• [Given information]
--*--

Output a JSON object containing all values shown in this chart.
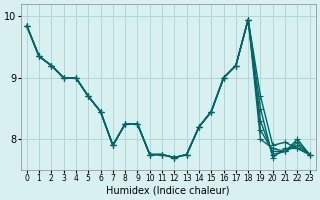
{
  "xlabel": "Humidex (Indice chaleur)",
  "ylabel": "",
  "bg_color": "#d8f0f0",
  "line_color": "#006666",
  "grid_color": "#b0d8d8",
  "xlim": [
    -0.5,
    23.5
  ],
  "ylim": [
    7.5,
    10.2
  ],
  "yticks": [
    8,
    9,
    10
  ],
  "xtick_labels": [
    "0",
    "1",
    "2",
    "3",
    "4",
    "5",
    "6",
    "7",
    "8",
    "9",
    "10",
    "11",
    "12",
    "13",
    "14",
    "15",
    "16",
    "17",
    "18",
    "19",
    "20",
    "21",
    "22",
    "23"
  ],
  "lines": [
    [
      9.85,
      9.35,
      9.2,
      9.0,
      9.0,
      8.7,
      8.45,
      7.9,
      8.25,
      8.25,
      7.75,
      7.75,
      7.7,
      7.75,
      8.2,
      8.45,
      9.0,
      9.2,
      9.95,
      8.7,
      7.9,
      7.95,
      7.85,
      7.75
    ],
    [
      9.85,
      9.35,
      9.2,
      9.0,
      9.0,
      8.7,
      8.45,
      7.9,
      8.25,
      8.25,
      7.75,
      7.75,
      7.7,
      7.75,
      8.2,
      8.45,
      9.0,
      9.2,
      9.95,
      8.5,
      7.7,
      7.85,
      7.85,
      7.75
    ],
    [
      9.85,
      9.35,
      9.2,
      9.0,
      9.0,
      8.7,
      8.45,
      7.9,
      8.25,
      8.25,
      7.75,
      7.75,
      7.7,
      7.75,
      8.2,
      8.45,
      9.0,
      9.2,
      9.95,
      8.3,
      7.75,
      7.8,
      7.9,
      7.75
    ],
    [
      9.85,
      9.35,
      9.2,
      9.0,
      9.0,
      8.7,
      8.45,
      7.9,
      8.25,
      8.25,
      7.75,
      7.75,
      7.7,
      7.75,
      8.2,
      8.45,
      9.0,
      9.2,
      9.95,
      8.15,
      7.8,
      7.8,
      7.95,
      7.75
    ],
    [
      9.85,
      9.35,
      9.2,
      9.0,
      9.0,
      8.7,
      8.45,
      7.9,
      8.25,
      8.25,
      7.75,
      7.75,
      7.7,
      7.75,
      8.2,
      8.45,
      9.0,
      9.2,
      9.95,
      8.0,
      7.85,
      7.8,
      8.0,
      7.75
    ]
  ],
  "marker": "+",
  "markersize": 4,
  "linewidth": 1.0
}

--*--

• [Work to do] Repeat each line of the records above exactly, but do not copy the pictures.

• [Expected output]
Output a JSON object containing all values shown in this chart.
{
  "xlabel": "Humidex (Indice chaleur)",
  "ylabel": "",
  "bg_color": "#d8f0f0",
  "line_color": "#006666",
  "grid_color": "#b0d8d8",
  "xlim": [
    -0.5,
    23.5
  ],
  "ylim": [
    7.5,
    10.2
  ],
  "yticks": [
    8,
    9,
    10
  ],
  "xtick_labels": [
    "0",
    "1",
    "2",
    "3",
    "4",
    "5",
    "6",
    "7",
    "8",
    "9",
    "10",
    "11",
    "12",
    "13",
    "14",
    "15",
    "16",
    "17",
    "18",
    "19",
    "20",
    "21",
    "22",
    "23"
  ],
  "lines": [
    [
      9.85,
      9.35,
      9.2,
      9.0,
      9.0,
      8.7,
      8.45,
      7.9,
      8.25,
      8.25,
      7.75,
      7.75,
      7.7,
      7.75,
      8.2,
      8.45,
      9.0,
      9.2,
      9.95,
      8.7,
      7.9,
      7.95,
      7.85,
      7.75
    ],
    [
      9.85,
      9.35,
      9.2,
      9.0,
      9.0,
      8.7,
      8.45,
      7.9,
      8.25,
      8.25,
      7.75,
      7.75,
      7.7,
      7.75,
      8.2,
      8.45,
      9.0,
      9.2,
      9.95,
      8.5,
      7.7,
      7.85,
      7.85,
      7.75
    ],
    [
      9.85,
      9.35,
      9.2,
      9.0,
      9.0,
      8.7,
      8.45,
      7.9,
      8.25,
      8.25,
      7.75,
      7.75,
      7.7,
      7.75,
      8.2,
      8.45,
      9.0,
      9.2,
      9.95,
      8.3,
      7.75,
      7.8,
      7.9,
      7.75
    ],
    [
      9.85,
      9.35,
      9.2,
      9.0,
      9.0,
      8.7,
      8.45,
      7.9,
      8.25,
      8.25,
      7.75,
      7.75,
      7.7,
      7.75,
      8.2,
      8.45,
      9.0,
      9.2,
      9.95,
      8.15,
      7.8,
      7.8,
      7.95,
      7.75
    ],
    [
      9.85,
      9.35,
      9.2,
      9.0,
      9.0,
      8.7,
      8.45,
      7.9,
      8.25,
      8.25,
      7.75,
      7.75,
      7.7,
      7.75,
      8.2,
      8.45,
      9.0,
      9.2,
      9.95,
      8.0,
      7.85,
      7.8,
      8.0,
      7.75
    ]
  ],
  "marker": "+",
  "markersize": 4,
  "linewidth": 1.0
}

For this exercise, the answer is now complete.